> **DATA TO USE**:
-*-
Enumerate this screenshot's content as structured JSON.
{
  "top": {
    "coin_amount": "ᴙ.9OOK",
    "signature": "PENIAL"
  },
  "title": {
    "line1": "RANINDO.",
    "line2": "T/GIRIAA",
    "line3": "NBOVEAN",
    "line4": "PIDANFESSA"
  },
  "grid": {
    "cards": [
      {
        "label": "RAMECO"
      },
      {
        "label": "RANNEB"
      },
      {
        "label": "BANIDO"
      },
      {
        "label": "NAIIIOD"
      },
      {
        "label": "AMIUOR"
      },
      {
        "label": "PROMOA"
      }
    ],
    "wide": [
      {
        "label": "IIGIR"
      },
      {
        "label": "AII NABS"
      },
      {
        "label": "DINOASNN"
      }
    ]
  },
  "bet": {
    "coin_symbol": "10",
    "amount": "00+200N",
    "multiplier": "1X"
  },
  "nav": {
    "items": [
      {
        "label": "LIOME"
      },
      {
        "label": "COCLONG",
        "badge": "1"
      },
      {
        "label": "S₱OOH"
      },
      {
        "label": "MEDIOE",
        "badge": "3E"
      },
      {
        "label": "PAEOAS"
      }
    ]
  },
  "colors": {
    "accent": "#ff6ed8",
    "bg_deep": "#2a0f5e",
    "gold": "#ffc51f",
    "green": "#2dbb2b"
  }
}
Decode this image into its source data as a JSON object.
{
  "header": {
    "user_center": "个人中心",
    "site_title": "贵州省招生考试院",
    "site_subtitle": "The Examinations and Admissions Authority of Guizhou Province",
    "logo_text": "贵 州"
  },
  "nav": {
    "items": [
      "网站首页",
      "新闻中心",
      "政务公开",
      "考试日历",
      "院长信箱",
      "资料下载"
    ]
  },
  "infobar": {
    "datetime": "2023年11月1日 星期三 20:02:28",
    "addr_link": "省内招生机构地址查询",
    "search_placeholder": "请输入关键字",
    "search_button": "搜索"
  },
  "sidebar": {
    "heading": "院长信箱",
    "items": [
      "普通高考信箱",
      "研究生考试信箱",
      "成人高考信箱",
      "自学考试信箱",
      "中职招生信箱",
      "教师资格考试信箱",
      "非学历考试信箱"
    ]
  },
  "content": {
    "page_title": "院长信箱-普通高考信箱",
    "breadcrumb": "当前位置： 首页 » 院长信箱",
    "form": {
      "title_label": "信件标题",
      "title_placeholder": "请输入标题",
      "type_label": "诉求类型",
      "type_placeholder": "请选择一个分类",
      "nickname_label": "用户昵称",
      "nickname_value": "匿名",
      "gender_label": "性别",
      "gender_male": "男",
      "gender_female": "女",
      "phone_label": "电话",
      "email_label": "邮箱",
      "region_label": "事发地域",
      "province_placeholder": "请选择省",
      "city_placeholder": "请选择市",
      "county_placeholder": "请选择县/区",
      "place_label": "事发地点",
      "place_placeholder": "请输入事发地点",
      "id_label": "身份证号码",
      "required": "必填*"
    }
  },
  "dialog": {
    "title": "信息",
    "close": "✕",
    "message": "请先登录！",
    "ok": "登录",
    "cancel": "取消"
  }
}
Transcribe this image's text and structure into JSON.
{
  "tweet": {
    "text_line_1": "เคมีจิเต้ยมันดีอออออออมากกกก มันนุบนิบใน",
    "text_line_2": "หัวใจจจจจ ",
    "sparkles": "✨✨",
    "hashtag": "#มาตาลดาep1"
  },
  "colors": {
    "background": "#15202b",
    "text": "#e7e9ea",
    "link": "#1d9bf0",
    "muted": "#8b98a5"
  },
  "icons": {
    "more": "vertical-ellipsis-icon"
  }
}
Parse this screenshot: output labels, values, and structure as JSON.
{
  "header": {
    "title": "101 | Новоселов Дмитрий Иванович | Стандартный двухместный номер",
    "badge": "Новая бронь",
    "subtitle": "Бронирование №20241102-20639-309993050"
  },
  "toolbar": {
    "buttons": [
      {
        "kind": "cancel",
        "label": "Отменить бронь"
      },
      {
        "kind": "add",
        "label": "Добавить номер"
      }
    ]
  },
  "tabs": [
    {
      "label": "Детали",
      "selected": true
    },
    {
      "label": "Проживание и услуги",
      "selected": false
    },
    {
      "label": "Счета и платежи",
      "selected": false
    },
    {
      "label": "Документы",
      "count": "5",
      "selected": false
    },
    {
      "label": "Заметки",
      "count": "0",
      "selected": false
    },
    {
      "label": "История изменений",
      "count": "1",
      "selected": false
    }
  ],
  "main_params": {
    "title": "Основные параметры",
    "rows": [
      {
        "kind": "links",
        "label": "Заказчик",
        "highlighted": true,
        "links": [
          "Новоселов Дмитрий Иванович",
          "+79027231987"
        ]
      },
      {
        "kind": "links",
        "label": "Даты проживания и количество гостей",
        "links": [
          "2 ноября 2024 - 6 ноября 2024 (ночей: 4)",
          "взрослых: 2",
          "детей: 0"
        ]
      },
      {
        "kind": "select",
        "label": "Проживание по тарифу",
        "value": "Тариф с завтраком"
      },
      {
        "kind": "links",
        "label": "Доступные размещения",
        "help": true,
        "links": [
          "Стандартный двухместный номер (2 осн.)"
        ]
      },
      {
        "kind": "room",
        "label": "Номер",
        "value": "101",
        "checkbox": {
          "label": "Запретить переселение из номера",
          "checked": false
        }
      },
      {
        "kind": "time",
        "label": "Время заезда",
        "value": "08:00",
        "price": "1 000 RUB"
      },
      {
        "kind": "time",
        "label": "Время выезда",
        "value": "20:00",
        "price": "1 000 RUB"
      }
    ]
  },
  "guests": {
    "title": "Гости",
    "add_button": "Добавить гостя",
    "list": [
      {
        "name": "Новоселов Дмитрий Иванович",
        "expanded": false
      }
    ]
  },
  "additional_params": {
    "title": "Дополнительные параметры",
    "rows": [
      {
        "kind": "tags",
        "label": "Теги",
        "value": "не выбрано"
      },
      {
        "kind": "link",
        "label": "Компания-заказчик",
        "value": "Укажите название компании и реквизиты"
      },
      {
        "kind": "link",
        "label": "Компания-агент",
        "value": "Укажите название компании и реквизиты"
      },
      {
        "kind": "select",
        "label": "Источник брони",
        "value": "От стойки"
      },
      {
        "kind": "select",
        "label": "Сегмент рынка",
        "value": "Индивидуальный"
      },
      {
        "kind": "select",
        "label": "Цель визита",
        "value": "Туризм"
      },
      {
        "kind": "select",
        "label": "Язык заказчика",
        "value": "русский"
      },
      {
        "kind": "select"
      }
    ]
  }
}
-*-
> **YOUR OBJECTIVE**: Reproduce all of the entries word for word.

> **FULL OUTPUT**:
Enumerate this screenshot's content as structured JSON.
{
  "top": {
    "coin_amount": "ᴙ.9OOK",
    "signature": "PENIAL"
  },
  "title": {
    "line1": "RANINDO.",
    "line2": "T/GIRIAA",
    "line3": "NBOVEAN",
    "line4": "PIDANFESSA"
  },
  "grid": {
    "cards": [
      {
        "label": "RAMECO"
      },
      {
        "label": "RANNEB"
      },
      {
        "label": "BANIDO"
      },
      {
        "label": "NAIIIOD"
      },
      {
        "label": "AMIUOR"
      },
      {
        "label": "PROMOA"
      }
    ],
    "wide": [
      {
        "label": "IIGIR"
      },
      {
        "label": "AII NABS"
      },
      {
        "label": "DINOASNN"
      }
    ]
  },
  "bet": {
    "coin_symbol": "10",
    "amount": "00+200N",
    "multiplier": "1X"
  },
  "nav": {
    "items": [
      {
        "label": "LIOME"
      },
      {
        "label": "COCLONG",
        "badge": "1"
      },
      {
        "label": "S₱OOH"
      },
      {
        "label": "MEDIOE",
        "badge": "3E"
      },
      {
        "label": "PAEOAS"
      }
    ]
  },
  "colors": {
    "accent": "#ff6ed8",
    "bg_deep": "#2a0f5e",
    "gold": "#ffc51f",
    "green": "#2dbb2b"
  }
}
Decode this image into its source data as a JSON object.
{
  "header": {
    "user_center": "个人中心",
    "site_title": "贵州省招生考试院",
    "site_subtitle": "The Examinations and Admissions Authority of Guizhou Province",
    "logo_text": "贵 州"
  },
  "nav": {
    "items": [
      "网站首页",
      "新闻中心",
      "政务公开",
      "考试日历",
      "院长信箱",
      "资料下载"
    ]
  },
  "infobar": {
    "datetime": "2023年11月1日 星期三 20:02:28",
    "addr_link": "省内招生机构地址查询",
    "search_placeholder": "请输入关键字",
    "search_button": "搜索"
  },
  "sidebar": {
    "heading": "院长信箱",
    "items": [
      "普通高考信箱",
      "研究生考试信箱",
      "成人高考信箱",
      "自学考试信箱",
      "中职招生信箱",
      "教师资格考试信箱",
      "非学历考试信箱"
    ]
  },
  "content": {
    "page_title": "院长信箱-普通高考信箱",
    "breadcrumb": "当前位置： 首页 » 院长信箱",
    "form": {
      "title_label": "信件标题",
      "title_placeholder": "请输入标题",
      "type_label": "诉求类型",
      "type_placeholder": "请选择一个分类",
      "nickname_label": "用户昵称",
      "nickname_value": "匿名",
      "gender_label": "性别",
      "gender_male": "男",
      "gender_female": "女",
      "phone_label": "电话",
      "email_label": "邮箱",
      "region_label": "事发地域",
      "province_placeholder": "请选择省",
      "city_placeholder": "请选择市",
      "county_placeholder": "请选择县/区",
      "place_label": "事发地点",
      "place_placeholder": "请输入事发地点",
      "id_label": "身份证号码",
      "required": "必填*"
    }
  },
  "dialog": {
    "title": "信息",
    "close": "✕",
    "message": "请先登录！",
    "ok": "登录",
    "cancel": "取消"
  }
}
Transcribe this image's text and structure into JSON.
{
  "tweet": {
    "text_line_1": "เคมีจิเต้ยมันดีอออออออมากกกก มันนุบนิบใน",
    "text_line_2": "หัวใจจจจจ ",
    "sparkles": "✨✨",
    "hashtag": "#มาตาลดาep1"
  },
  "colors": {
    "background": "#15202b",
    "text": "#e7e9ea",
    "link": "#1d9bf0",
    "muted": "#8b98a5"
  },
  "icons": {
    "more": "vertical-ellipsis-icon"
  }
}
Parse this screenshot: output labels, values, and structure as JSON.
{
  "header": {
    "title": "101 | Новоселов Дмитрий Иванович | Стандартный двухместный номер",
    "badge": "Новая бронь",
    "subtitle": "Бронирование №20241102-20639-309993050"
  },
  "toolbar": {
    "buttons": [
      {
        "kind": "cancel",
        "label": "Отменить бронь"
      },
      {
        "kind": "add",
        "label": "Добавить номер"
      }
    ]
  },
  "tabs": [
    {
      "label": "Детали",
      "selected": true
    },
    {
      "label": "Проживание и услуги",
      "selected": false
    },
    {
      "label": "Счета и платежи",
      "selected": false
    },
    {
      "label": "Документы",
      "count": "5",
      "selected": false
    },
    {
      "label": "Заметки",
      "count": "0",
      "selected": false
    },
    {
      "label": "История изменений",
      "count": "1",
      "selected": false
    }
  ],
  "main_params": {
    "title": "Основные параметры",
    "rows": [
      {
        "kind": "links",
        "label": "Заказчик",
        "highlighted": true,
        "links": [
          "Новоселов Дмитрий Иванович",
          "+79027231987"
        ]
      },
      {
        "kind": "links",
        "label": "Даты проживания и количество гостей",
        "links": [
          "2 ноября 2024 - 6 ноября 2024 (ночей: 4)",
          "взрослых: 2",
          "детей: 0"
        ]
      },
      {
        "kind": "select",
        "label": "Проживание по тарифу",
        "value": "Тариф с завтраком"
      },
      {
        "kind": "links",
        "label": "Доступные размещения",
        "help": true,
        "links": [
          "Стандартный двухместный номер (2 осн.)"
        ]
      },
      {
        "kind": "room",
        "label": "Номер",
        "value": "101",
        "checkbox": {
          "label": "Запретить переселение из номера",
          "checked": false
        }
      },
      {
        "kind": "time",
        "label": "Время заезда",
        "value": "08:00",
        "price": "1 000 RUB"
      },
      {
        "kind": "time",
        "label": "Время выезда",
        "value": "20:00",
        "price": "1 000 RUB"
      }
    ]
  },
  "guests": {
    "title": "Гости",
    "add_button": "Добавить гостя",
    "list": [
      {
        "name": "Новоселов Дмитрий Иванович",
        "expanded": false
      }
    ]
  },
  "additional_params": {
    "title": "Дополнительные параметры",
    "rows": [
      {
        "kind": "tags",
        "label": "Теги",
        "value": "не выбрано"
      },
      {
        "kind": "link",
        "label": "Компания-заказчик",
        "value": "Укажите название компании и реквизиты"
      },
      {
        "kind": "link",
        "label": "Компания-агент",
        "value": "Укажите название компании и реквизиты"
      },
      {
        "kind": "select",
        "label": "Источник брони",
        "value": "От стойки"
      },
      {
        "kind": "select",
        "label": "Сегмент рынка",
        "value": "Индивидуальный"
      },
      {
        "kind": "select",
        "label": "Цель визита",
        "value": "Туризм"
      },
      {
        "kind": "select",
        "label": "Язык заказчика",
        "value": "русский"
      },
      {
        "kind": "select"
      }
    ]
  }
}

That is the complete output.